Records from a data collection

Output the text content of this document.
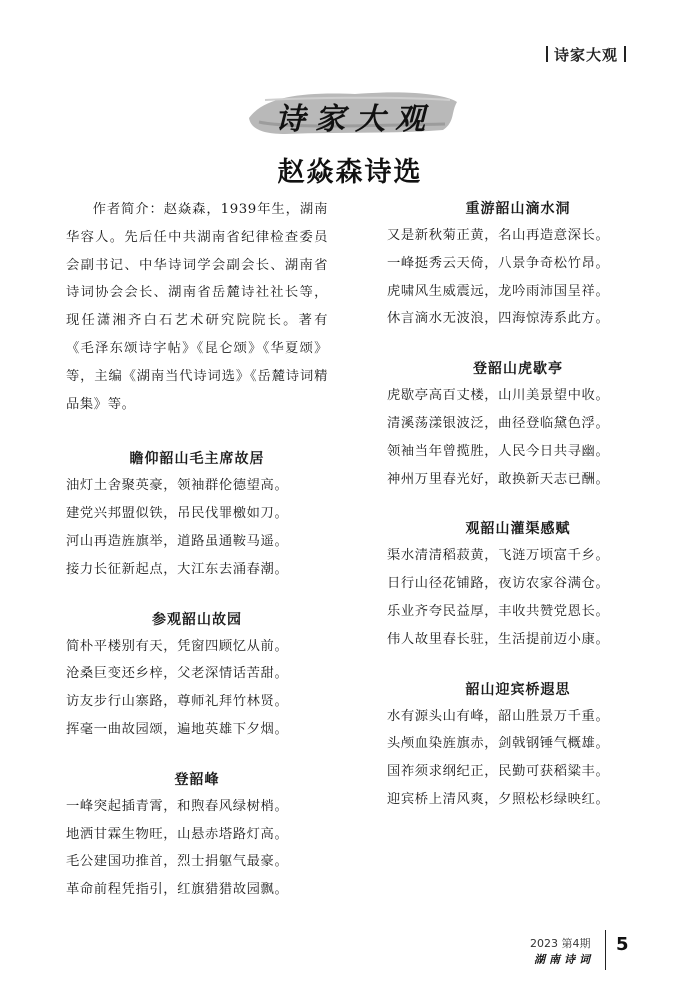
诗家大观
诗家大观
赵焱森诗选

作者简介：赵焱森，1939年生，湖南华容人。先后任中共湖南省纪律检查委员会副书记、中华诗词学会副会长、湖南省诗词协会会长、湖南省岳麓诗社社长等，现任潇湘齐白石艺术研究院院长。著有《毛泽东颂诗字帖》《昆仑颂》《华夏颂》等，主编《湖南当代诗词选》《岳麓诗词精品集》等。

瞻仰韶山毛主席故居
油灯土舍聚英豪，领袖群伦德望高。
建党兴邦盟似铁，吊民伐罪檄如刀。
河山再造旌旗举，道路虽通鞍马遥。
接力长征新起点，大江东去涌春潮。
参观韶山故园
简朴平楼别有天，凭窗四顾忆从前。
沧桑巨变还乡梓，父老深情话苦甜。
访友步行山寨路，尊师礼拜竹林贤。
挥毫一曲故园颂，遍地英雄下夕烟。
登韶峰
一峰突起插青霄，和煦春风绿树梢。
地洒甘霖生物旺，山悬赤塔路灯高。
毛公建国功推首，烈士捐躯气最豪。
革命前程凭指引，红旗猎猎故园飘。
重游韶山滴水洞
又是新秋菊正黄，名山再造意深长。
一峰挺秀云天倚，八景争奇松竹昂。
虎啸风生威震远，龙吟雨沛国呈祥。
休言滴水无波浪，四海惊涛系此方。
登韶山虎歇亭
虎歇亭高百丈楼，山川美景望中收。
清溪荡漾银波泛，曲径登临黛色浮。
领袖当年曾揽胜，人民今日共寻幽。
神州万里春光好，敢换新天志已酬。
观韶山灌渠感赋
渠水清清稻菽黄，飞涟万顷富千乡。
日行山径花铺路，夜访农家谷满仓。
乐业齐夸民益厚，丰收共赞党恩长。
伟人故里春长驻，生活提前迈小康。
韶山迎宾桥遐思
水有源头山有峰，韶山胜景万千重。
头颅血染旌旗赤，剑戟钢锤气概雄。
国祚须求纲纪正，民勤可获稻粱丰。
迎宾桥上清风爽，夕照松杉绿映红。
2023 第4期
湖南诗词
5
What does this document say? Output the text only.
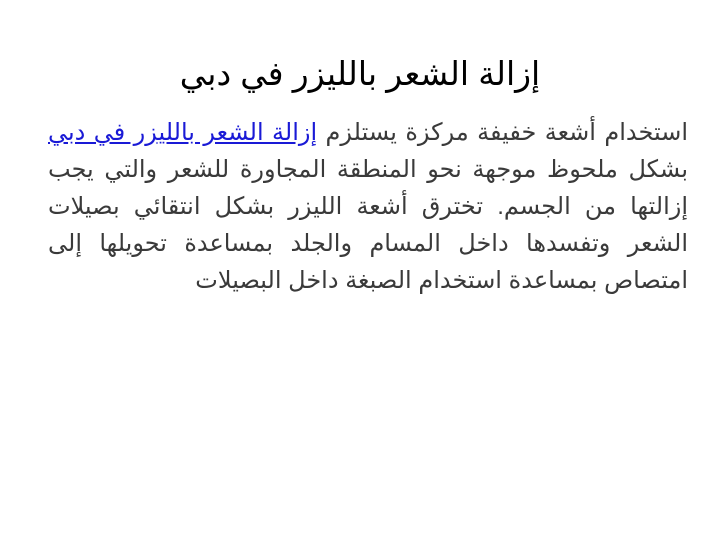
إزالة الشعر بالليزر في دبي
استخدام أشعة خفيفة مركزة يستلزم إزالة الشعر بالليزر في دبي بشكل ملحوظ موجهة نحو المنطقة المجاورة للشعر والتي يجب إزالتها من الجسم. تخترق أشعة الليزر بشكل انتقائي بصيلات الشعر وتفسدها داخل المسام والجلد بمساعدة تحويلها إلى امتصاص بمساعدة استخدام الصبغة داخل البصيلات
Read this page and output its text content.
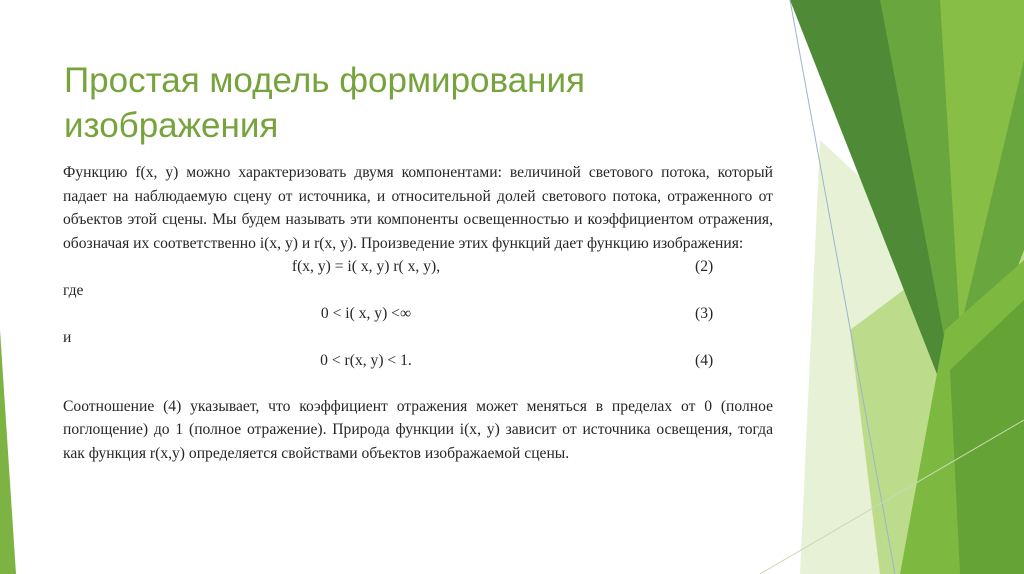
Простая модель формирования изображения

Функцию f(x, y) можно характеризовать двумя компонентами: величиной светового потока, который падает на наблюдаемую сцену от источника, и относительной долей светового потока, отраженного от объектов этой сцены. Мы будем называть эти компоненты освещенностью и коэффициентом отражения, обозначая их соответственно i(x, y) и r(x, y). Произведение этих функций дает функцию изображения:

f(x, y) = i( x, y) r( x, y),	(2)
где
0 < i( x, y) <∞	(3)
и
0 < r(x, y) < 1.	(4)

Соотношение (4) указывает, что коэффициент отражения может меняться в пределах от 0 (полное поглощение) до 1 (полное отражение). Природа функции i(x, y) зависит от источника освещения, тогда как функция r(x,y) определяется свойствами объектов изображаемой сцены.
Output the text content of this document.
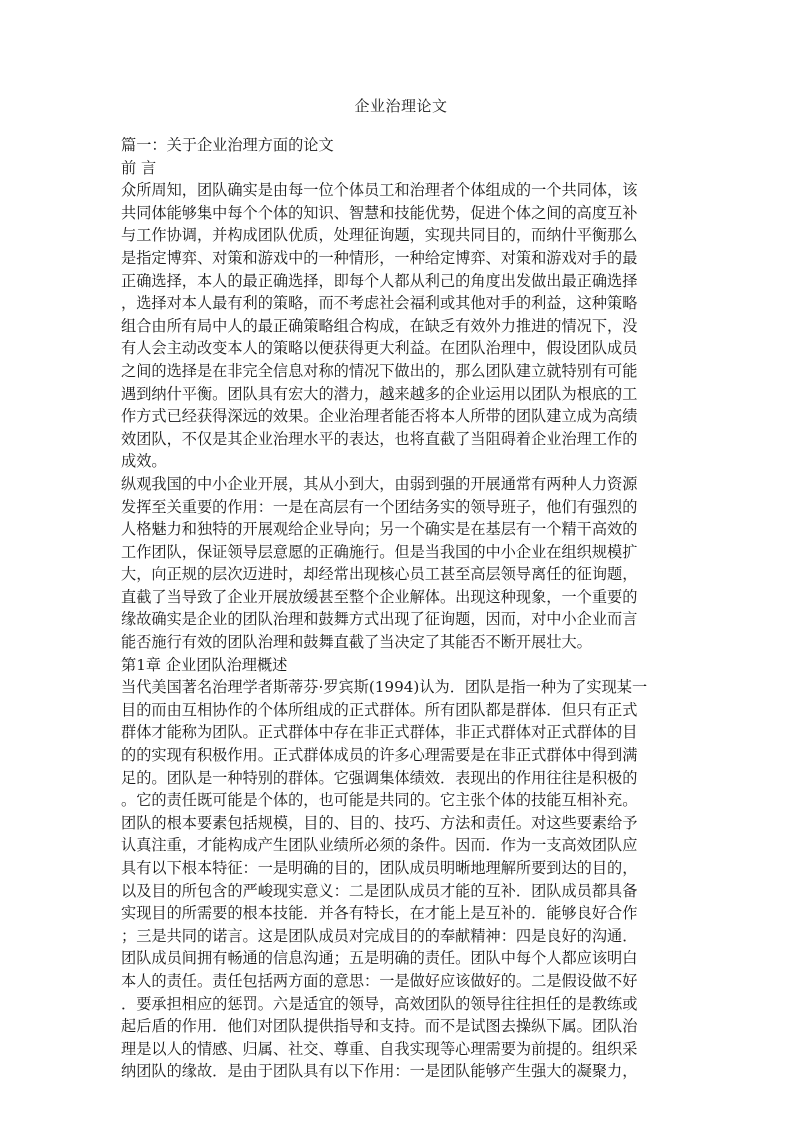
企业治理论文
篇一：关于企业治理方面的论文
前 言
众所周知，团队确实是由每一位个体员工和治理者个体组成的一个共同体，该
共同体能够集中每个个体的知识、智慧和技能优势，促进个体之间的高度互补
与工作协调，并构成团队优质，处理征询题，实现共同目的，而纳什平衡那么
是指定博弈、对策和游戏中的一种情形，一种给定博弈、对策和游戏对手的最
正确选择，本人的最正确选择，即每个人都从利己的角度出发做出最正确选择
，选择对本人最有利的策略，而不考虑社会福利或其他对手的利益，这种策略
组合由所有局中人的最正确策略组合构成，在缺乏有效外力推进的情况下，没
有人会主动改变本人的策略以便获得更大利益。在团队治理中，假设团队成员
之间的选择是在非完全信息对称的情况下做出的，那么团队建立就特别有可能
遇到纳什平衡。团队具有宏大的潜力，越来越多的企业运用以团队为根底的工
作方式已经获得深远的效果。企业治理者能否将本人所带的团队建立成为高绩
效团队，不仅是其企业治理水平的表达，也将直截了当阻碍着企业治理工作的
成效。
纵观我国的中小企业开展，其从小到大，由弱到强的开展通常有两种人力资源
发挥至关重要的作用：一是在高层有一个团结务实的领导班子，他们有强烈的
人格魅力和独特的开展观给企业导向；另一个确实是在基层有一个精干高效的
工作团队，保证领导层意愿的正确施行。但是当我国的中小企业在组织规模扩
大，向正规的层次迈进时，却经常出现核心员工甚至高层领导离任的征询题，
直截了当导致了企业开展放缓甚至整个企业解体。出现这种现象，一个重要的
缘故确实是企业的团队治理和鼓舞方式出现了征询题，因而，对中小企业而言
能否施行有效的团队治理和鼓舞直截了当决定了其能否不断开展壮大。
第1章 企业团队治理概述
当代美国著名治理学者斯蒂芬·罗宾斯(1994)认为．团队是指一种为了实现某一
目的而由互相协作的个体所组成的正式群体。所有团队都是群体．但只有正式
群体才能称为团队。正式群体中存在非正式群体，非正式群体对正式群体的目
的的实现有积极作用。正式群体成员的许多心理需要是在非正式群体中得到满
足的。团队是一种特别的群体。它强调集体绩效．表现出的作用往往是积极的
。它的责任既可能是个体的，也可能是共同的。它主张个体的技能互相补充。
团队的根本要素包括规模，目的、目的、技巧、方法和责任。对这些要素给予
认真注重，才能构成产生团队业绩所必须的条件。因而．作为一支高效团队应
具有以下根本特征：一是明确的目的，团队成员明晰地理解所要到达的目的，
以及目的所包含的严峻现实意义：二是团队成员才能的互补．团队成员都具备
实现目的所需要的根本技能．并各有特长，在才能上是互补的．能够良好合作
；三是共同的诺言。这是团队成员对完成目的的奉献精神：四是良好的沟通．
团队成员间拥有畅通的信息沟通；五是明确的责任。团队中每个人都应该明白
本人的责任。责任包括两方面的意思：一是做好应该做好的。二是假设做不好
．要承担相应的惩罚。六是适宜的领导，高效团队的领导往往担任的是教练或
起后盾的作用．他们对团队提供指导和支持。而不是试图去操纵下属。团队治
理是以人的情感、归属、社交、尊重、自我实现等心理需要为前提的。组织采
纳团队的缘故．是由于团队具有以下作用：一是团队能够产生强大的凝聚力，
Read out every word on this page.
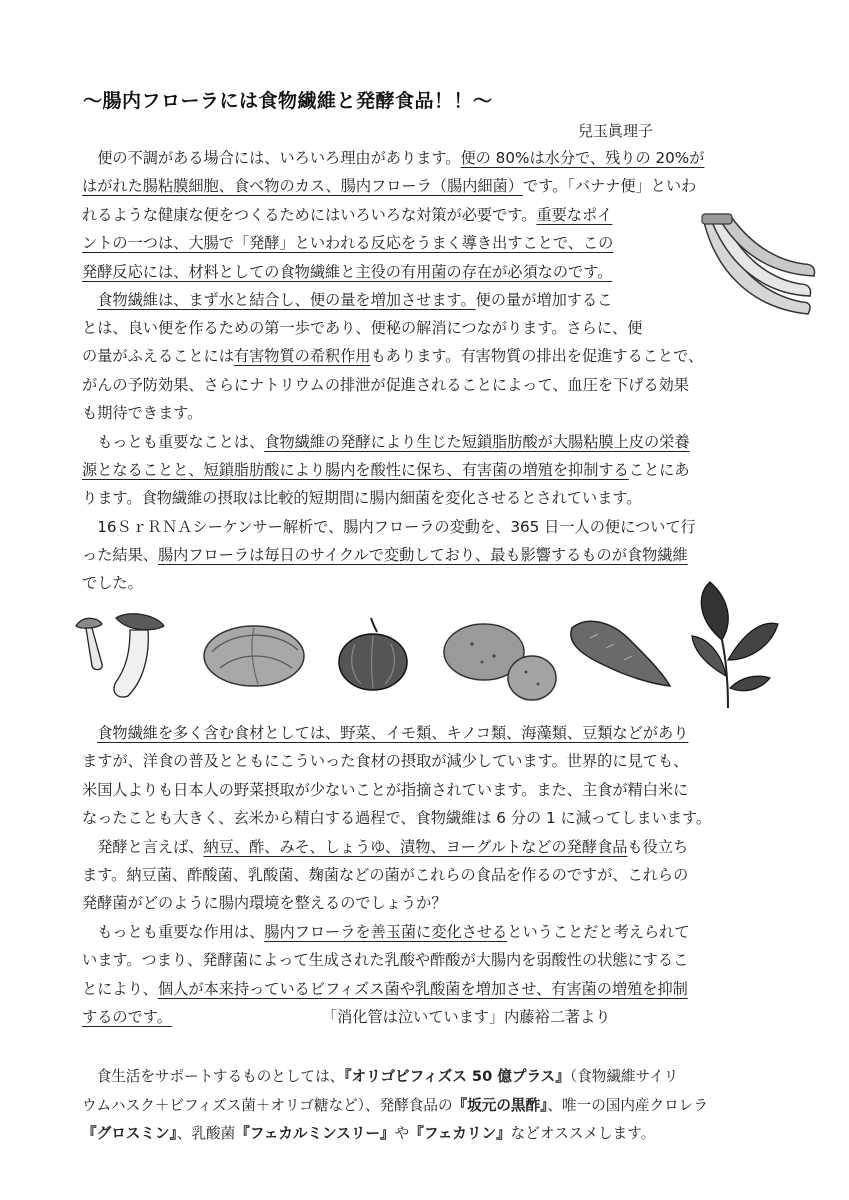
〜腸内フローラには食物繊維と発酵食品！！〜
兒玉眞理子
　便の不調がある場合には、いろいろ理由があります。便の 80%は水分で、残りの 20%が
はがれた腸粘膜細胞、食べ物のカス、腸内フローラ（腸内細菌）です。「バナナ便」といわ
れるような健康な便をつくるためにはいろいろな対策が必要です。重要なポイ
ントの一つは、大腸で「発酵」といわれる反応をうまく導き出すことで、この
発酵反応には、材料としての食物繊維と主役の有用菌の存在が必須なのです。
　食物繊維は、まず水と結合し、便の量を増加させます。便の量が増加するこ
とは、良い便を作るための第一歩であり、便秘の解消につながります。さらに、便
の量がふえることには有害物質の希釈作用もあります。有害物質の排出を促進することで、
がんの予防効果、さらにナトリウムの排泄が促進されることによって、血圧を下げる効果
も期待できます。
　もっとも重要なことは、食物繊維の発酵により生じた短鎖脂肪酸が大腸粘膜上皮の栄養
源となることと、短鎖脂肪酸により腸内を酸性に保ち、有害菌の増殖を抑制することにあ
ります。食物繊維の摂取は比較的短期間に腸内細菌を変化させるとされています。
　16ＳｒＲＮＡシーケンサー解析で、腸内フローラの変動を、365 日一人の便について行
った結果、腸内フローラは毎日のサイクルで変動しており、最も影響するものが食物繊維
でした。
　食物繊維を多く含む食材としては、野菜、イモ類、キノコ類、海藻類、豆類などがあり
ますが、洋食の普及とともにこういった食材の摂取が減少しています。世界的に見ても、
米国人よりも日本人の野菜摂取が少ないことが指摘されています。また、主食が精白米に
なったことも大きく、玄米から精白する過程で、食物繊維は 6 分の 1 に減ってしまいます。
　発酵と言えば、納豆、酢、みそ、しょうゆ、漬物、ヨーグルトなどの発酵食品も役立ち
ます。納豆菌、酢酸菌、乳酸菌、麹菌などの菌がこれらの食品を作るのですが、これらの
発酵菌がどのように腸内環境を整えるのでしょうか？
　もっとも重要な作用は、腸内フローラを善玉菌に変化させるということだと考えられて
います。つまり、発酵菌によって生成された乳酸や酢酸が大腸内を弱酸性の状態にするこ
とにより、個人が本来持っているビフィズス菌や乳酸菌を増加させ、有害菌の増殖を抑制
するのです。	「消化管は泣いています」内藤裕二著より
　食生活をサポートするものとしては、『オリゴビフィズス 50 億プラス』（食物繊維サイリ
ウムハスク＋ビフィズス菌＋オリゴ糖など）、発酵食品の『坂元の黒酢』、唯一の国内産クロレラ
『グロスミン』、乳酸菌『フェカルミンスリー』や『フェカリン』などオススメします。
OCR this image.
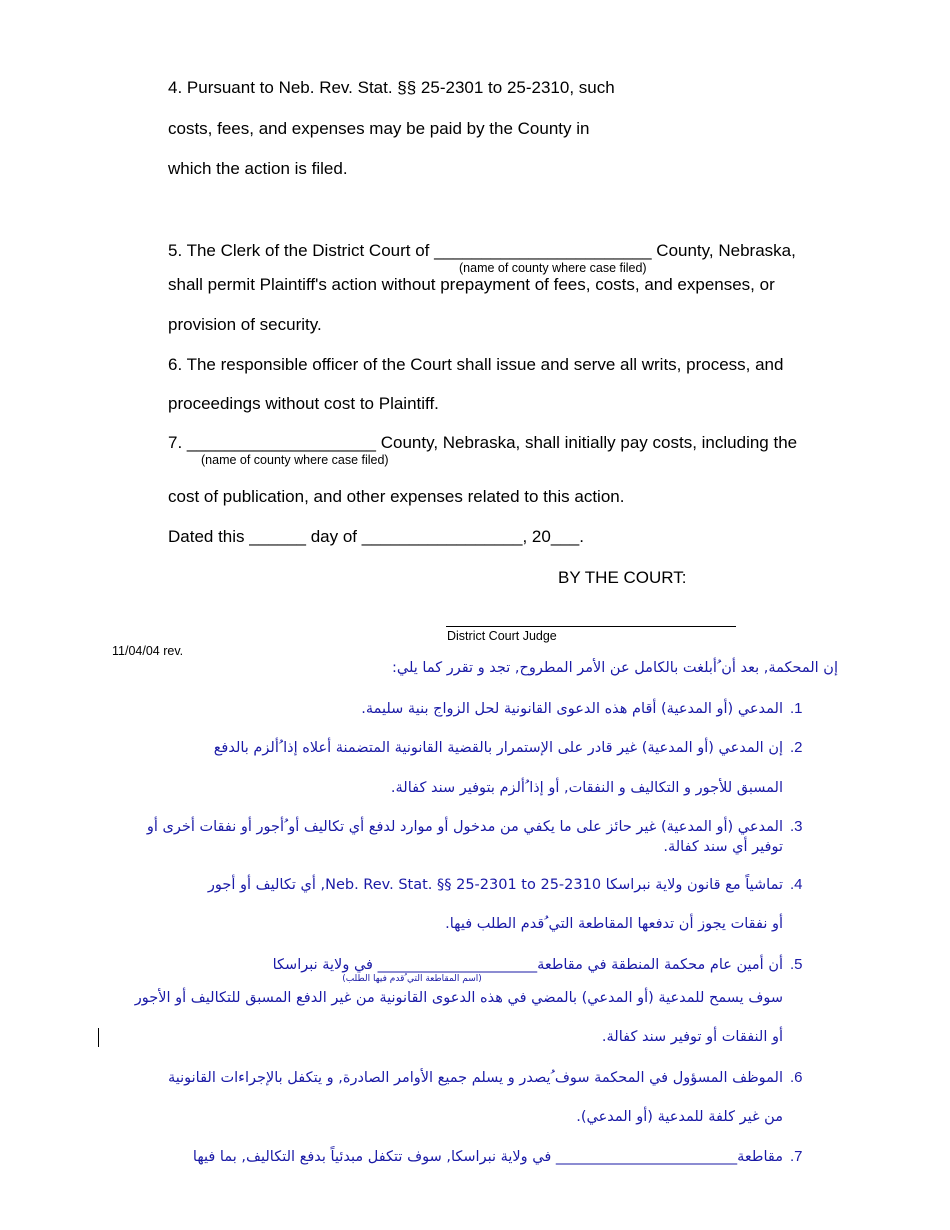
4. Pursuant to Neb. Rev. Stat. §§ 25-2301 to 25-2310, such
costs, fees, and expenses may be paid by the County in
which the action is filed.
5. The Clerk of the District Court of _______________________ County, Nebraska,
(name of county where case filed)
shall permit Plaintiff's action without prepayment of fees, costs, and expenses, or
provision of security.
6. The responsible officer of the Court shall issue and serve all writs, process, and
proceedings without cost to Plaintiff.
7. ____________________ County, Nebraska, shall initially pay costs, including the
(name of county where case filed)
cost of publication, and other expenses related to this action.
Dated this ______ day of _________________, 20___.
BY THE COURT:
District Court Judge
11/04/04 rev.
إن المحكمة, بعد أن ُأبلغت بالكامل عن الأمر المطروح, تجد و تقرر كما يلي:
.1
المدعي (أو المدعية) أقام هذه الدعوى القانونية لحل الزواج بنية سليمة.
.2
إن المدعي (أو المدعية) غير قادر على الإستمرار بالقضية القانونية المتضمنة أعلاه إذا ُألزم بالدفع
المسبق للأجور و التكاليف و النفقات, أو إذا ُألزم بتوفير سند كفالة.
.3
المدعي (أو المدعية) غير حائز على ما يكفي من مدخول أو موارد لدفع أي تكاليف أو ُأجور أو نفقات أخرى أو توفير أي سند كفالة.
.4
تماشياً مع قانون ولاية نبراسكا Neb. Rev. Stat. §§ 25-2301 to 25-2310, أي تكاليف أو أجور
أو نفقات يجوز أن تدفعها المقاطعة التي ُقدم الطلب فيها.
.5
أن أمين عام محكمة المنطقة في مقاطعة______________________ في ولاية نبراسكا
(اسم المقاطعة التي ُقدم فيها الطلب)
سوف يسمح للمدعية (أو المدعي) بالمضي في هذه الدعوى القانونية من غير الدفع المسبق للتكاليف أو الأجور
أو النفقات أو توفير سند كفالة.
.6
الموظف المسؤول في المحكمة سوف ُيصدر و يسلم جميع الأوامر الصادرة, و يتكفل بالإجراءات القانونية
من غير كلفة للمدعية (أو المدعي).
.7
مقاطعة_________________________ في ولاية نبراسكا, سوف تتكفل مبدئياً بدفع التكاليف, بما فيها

(The exercise): Copy each line of the listing in which the word "الدعوى" can be found.

(Reply to the exercise):
المدعي (أو المدعية) أقام هذه الدعوى القانونية لحل الزواج بنية سليمة.
سوف يسمح للمدعية (أو المدعي) بالمضي في هذه الدعوى القانونية من غير الدفع المسبق للتكاليف أو الأجور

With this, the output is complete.